— begin Data provided —

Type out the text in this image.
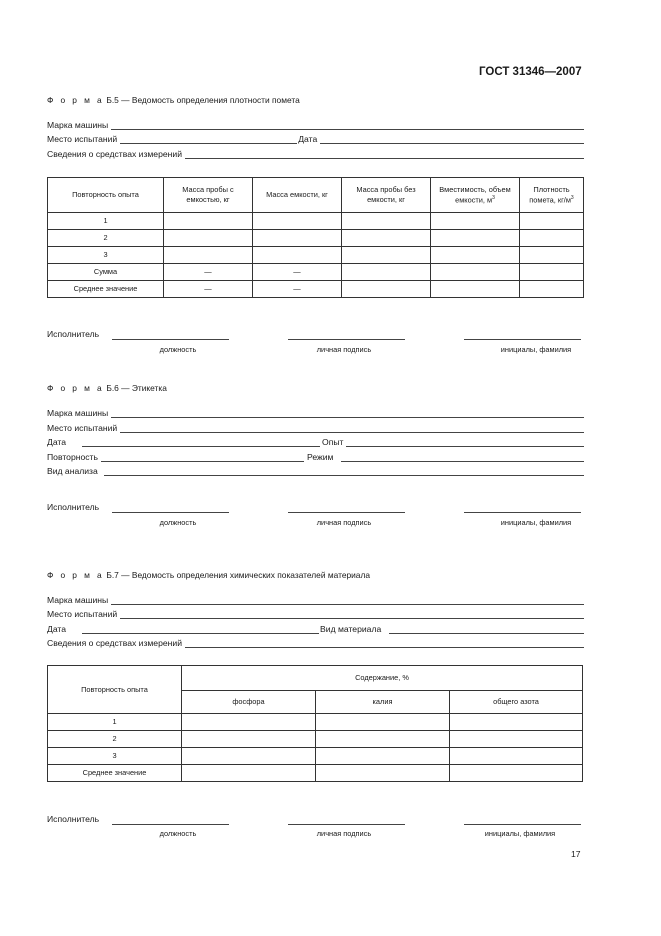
ГОСТ 31346—2007
Ф о р м а Б.5 — Ведомость определения плотности помета
Марка машины
Место испытаний	Дата
Сведения о средствах измерений
Повторность опыта	Масса пробы с емкостью, кг	Масса емкости, кг	Масса пробы без емкости, кг	Вместимость, объем емкости, $м^3$	Плотность помета, $кг/м^3$
1					
2					
3					
Сумма	—	—			
Среднее значение	—	—			
Исполнитель
должность	личная подпись	инициалы, фамилия
Ф о р м а Б.6 — Этикетка
Марка машины
Место испытаний
Дата	Опыт
Повторность	Режим
Вид анализа
Исполнитель
должность	личная подпись	инициалы, фамилия
Ф о р м а Б.7 — Ведомость определения химических показателей материала
Марка машины
Место испытаний
Дата	Вид материала
Сведения о средствах измерений
Повторность опыта	Содержание, %		
	фосфора	калия	общего азота
1			
2			
3			
Среднее значение			
Исполнитель
должность	личная подпись	инициалы, фамилия
17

— end Data provided —

> [Set problem]: Write out each line again precisely as it appears, skipping every picture.

> [Written response]:
Type out the text in this image.
ГОСТ 31346—2007
Ф о р м а Б.5 — Ведомость определения плотности помета
Марка машины
Место испытаний	Дата
Сведения о средствах измерений
Повторность опыта	Масса пробы с емкостью, кг	Масса емкости, кг	Масса пробы без емкости, кг	Вместимость, объем емкости, $м^3$	Плотность помета, $кг/м^3$
1					
2					
3					
Сумма	—	—			
Среднее значение	—	—			
Исполнитель
должность	личная подпись	инициалы, фамилия
Ф о р м а Б.6 — Этикетка
Марка машины
Место испытаний
Дата	Опыт
Повторность	Режим
Вид анализа
Исполнитель
должность	личная подпись	инициалы, фамилия
Ф о р м а Б.7 — Ведомость определения химических показателей материала
Марка машины
Место испытаний
Дата	Вид материала
Сведения о средствах измерений
Повторность опыта	Содержание, %		
	фосфора	калия	общего азота
1			
2			
3			
Среднее значение			
Исполнитель
должность	личная подпись	инициалы, фамилия
17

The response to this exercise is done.